Type every record exactly as it appears.

_ _ _ _

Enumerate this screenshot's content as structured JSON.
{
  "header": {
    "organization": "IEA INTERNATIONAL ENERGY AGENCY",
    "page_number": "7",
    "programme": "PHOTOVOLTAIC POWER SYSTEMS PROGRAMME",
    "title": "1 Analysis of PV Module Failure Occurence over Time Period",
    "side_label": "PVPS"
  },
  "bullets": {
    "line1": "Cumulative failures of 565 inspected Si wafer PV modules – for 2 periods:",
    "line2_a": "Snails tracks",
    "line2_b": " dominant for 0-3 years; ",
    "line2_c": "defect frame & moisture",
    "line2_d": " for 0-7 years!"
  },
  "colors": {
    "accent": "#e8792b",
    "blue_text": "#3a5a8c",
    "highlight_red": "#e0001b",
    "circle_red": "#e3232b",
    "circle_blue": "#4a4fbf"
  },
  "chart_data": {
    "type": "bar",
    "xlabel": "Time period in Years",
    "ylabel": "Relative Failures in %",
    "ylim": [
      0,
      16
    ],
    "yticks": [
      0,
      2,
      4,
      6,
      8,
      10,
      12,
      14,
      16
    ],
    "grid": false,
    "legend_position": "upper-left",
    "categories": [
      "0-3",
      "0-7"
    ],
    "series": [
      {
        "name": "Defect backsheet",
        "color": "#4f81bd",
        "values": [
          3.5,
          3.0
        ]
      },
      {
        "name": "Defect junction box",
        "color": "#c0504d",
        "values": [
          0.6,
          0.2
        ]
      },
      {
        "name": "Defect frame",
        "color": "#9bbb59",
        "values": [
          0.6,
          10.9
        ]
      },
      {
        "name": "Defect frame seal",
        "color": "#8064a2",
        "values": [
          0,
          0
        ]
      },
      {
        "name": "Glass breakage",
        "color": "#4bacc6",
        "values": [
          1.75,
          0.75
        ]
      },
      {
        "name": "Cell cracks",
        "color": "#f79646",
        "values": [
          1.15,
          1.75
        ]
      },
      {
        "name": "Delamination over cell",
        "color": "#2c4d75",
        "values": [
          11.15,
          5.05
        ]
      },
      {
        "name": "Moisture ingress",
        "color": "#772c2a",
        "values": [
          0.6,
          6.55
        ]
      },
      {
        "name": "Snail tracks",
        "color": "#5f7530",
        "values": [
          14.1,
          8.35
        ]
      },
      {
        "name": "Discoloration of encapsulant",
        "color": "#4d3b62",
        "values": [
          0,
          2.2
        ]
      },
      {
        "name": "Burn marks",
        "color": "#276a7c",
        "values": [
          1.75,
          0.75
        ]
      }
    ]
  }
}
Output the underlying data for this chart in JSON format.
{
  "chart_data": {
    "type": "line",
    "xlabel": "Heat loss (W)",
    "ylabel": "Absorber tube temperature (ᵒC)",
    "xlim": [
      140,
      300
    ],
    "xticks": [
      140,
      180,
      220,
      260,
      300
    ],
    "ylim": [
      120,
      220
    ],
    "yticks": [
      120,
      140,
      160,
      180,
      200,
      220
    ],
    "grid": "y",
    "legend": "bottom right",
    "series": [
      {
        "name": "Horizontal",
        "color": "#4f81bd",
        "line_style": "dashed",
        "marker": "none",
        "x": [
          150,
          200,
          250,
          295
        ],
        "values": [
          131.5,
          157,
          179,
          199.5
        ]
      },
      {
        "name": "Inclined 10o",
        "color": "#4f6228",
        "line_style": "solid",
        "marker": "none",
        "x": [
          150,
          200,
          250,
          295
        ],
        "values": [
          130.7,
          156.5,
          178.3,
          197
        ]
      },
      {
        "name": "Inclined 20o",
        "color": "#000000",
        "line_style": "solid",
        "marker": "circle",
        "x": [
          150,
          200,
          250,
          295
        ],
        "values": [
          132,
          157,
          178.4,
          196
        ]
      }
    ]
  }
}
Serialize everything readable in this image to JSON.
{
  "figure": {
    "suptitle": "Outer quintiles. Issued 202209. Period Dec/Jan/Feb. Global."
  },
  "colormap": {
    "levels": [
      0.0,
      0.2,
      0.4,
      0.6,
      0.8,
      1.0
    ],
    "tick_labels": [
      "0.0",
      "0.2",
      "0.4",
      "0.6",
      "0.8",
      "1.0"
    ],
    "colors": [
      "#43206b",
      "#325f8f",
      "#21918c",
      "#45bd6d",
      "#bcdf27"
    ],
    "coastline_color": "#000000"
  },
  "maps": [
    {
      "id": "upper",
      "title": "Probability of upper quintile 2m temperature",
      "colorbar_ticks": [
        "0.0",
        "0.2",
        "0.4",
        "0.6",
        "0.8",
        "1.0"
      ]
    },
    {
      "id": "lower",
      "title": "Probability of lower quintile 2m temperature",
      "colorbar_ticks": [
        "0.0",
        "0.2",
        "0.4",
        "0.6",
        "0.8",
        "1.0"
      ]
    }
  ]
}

_ _ _ _

Full response:
Enumerate this screenshot's content as structured JSON.
{
  "header": {
    "organization": "IEA INTERNATIONAL ENERGY AGENCY",
    "page_number": "7",
    "programme": "PHOTOVOLTAIC POWER SYSTEMS PROGRAMME",
    "title": "1 Analysis of PV Module Failure Occurence over Time Period",
    "side_label": "PVPS"
  },
  "bullets": {
    "line1": "Cumulative failures of 565 inspected Si wafer PV modules – for 2 periods:",
    "line2_a": "Snails tracks",
    "line2_b": " dominant for 0-3 years; ",
    "line2_c": "defect frame & moisture",
    "line2_d": " for 0-7 years!"
  },
  "colors": {
    "accent": "#e8792b",
    "blue_text": "#3a5a8c",
    "highlight_red": "#e0001b",
    "circle_red": "#e3232b",
    "circle_blue": "#4a4fbf"
  },
  "chart_data": {
    "type": "bar",
    "xlabel": "Time period in Years",
    "ylabel": "Relative Failures in %",
    "ylim": [
      0,
      16
    ],
    "yticks": [
      0,
      2,
      4,
      6,
      8,
      10,
      12,
      14,
      16
    ],
    "grid": false,
    "legend_position": "upper-left",
    "categories": [
      "0-3",
      "0-7"
    ],
    "series": [
      {
        "name": "Defect backsheet",
        "color": "#4f81bd",
        "values": [
          3.5,
          3.0
        ]
      },
      {
        "name": "Defect junction box",
        "color": "#c0504d",
        "values": [
          0.6,
          0.2
        ]
      },
      {
        "name": "Defect frame",
        "color": "#9bbb59",
        "values": [
          0.6,
          10.9
        ]
      },
      {
        "name": "Defect frame seal",
        "color": "#8064a2",
        "values": [
          0,
          0
        ]
      },
      {
        "name": "Glass breakage",
        "color": "#4bacc6",
        "values": [
          1.75,
          0.75
        ]
      },
      {
        "name": "Cell cracks",
        "color": "#f79646",
        "values": [
          1.15,
          1.75
        ]
      },
      {
        "name": "Delamination over cell",
        "color": "#2c4d75",
        "values": [
          11.15,
          5.05
        ]
      },
      {
        "name": "Moisture ingress",
        "color": "#772c2a",
        "values": [
          0.6,
          6.55
        ]
      },
      {
        "name": "Snail tracks",
        "color": "#5f7530",
        "values": [
          14.1,
          8.35
        ]
      },
      {
        "name": "Discoloration of encapsulant",
        "color": "#4d3b62",
        "values": [
          0,
          2.2
        ]
      },
      {
        "name": "Burn marks",
        "color": "#276a7c",
        "values": [
          1.75,
          0.75
        ]
      }
    ]
  }
}
Output the underlying data for this chart in JSON format.
{
  "chart_data": {
    "type": "line",
    "xlabel": "Heat loss (W)",
    "ylabel": "Absorber tube temperature (ᵒC)",
    "xlim": [
      140,
      300
    ],
    "xticks": [
      140,
      180,
      220,
      260,
      300
    ],
    "ylim": [
      120,
      220
    ],
    "yticks": [
      120,
      140,
      160,
      180,
      200,
      220
    ],
    "grid": "y",
    "legend": "bottom right",
    "series": [
      {
        "name": "Horizontal",
        "color": "#4f81bd",
        "line_style": "dashed",
        "marker": "none",
        "x": [
          150,
          200,
          250,
          295
        ],
        "values": [
          131.5,
          157,
          179,
          199.5
        ]
      },
      {
        "name": "Inclined 10o",
        "color": "#4f6228",
        "line_style": "solid",
        "marker": "none",
        "x": [
          150,
          200,
          250,
          295
        ],
        "values": [
          130.7,
          156.5,
          178.3,
          197
        ]
      },
      {
        "name": "Inclined 20o",
        "color": "#000000",
        "line_style": "solid",
        "marker": "circle",
        "x": [
          150,
          200,
          250,
          295
        ],
        "values": [
          132,
          157,
          178.4,
          196
        ]
      }
    ]
  }
}
Serialize everything readable in this image to JSON.
{
  "figure": {
    "suptitle": "Outer quintiles. Issued 202209. Period Dec/Jan/Feb. Global."
  },
  "colormap": {
    "levels": [
      0.0,
      0.2,
      0.4,
      0.6,
      0.8,
      1.0
    ],
    "tick_labels": [
      "0.0",
      "0.2",
      "0.4",
      "0.6",
      "0.8",
      "1.0"
    ],
    "colors": [
      "#43206b",
      "#325f8f",
      "#21918c",
      "#45bd6d",
      "#bcdf27"
    ],
    "coastline_color": "#000000"
  },
  "maps": [
    {
      "id": "upper",
      "title": "Probability of upper quintile 2m temperature",
      "colorbar_ticks": [
        "0.0",
        "0.2",
        "0.4",
        "0.6",
        "0.8",
        "1.0"
      ]
    },
    {
      "id": "lower",
      "title": "Probability of lower quintile 2m temperature",
      "colorbar_ticks": [
        "0.0",
        "0.2",
        "0.4",
        "0.6",
        "0.8",
        "1.0"
      ]
    }
  ]
}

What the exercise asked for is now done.